• **GIVEN TASK 1**
In the album review below, who conducts the German Film Orchestra of Babelsberg on Three Worlds: Music from Woolf Works?
• **GIVEN TASK 2**
Extend the album review below, picking up after its final sentence about Three Worlds: Music from Woolf Works.

• **DOCUMENT SEGMENT**
Reviews of Attainable Hi-Fi & Home-Theater Equipment


Reviews of Attainable Hi-Fi & Home-Theater Equipment


Deutsche Grammophon 002618702
Format: 16-bit/44.1kHz FLAC Tidal stream

Musical Performance
****1/2

Sound Quality
****

Overall Enjoyment
****

German-born British composer Max Richter has built his reputation on creating introspective, often melancholy music whose alluring, repetitive themes lodge themselves deep in the subconscious. The danger of such success is that it tends to encourage repetition, but fortunately, Richter’s has not bred complacency. The last five years have seen him “recompose” Vivaldi’s The Four Seasons, as well as compose Sleep, which he describes as an “eight-hour-long lullaby” and which broke several BBC broadcasting records; and now comes his music for British choreographer Wayne McGregor’s triptych of ballets based on novels by Virginia Woolf (1882-1941), released as Three Worlds: Music from Woolf Works and performed by various soloists, with Robert Ziegler conducting the German Film Orchestra of Babelsberg.

• **ITEMS**
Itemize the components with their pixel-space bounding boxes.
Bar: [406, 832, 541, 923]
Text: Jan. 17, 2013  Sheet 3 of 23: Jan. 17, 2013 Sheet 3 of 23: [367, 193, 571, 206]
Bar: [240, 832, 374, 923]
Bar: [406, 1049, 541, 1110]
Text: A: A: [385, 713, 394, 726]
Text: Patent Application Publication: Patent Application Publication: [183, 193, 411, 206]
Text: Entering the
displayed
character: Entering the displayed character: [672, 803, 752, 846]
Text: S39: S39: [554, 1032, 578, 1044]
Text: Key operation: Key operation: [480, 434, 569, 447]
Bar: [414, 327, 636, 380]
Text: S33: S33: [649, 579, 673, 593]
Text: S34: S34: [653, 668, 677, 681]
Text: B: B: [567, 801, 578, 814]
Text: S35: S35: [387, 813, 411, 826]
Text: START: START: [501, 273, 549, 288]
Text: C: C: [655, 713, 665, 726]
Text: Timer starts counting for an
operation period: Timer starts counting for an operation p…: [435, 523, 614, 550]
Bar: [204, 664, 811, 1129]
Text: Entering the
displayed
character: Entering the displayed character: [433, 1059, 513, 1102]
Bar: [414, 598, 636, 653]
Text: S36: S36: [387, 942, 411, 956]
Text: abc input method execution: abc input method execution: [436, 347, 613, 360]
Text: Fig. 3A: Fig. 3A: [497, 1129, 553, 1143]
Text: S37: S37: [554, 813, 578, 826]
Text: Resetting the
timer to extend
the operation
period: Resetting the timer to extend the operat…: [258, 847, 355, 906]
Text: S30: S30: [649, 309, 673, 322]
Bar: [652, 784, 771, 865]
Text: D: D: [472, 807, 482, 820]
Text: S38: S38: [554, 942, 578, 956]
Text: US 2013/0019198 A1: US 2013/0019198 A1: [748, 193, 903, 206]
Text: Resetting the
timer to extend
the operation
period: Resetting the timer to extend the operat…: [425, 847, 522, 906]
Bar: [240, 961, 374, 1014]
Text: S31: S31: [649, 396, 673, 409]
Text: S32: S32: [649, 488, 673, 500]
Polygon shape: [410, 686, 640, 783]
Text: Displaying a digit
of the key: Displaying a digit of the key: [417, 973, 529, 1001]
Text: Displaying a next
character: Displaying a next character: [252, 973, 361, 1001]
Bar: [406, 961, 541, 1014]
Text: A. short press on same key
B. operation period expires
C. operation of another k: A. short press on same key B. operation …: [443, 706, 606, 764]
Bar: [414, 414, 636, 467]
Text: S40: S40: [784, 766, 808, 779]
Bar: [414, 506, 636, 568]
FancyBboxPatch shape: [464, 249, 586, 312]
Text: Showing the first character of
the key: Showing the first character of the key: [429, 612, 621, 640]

• **WRITTEN REPLY 1**
Robert Ziegler

• **WRITTEN REPLY 2**
The novels by Woolf are three of her most popular: Mrs Dalloway, Orlando, and The Waves, the music for each ballet preceded by a spoken introduction. Mrs Dalloway is prefaced by a rare recording by Woolf herself, in which she speaks of the significance of words and their intended meanings. This quickly transitions to Mrs Dalloway’s first movement, In the Garden, a serene, uplifting interplay between several emotively evocative strings underlain by a soothing piano melody. It’s familiar territory for anyone who’s seen a film version of a Jane Austen novel, and offers a touch of lightheartedness before far more serious sections. The solemn War Anthem follows, dedicated to Septimus Warren Smith, a character in the novel who is a World War I veteran suffering from shell shock and frequent hallucinations. A mournful cello solo takes center stage, flanked by phalanxes of sweeping violins and underpinned by distant, muffled, yet powerful drumstrokes that mimic the horrific regularity of artillery strikes. The tension between the sorrowful strings and the echoes of soul-breaking combat produces a darkly gripping beauty.

The transition to Woolf’s Orlando, published in 1928, is a passage from the novel read by the actress Sarah Sutcliffe:

Memory is the seamstress, and a capricious one at that. Memory runs her needle in and out, up and down, hither and thither. We know not what comes next, or what follows after. Thus, the most ordinary movement in the world, such as sitting down at a table and pulling the inkstand towards one, may agitate a thousand odd, disconnected fragments, now bright, now dim, hanging and bobbing and dipping and flaunting.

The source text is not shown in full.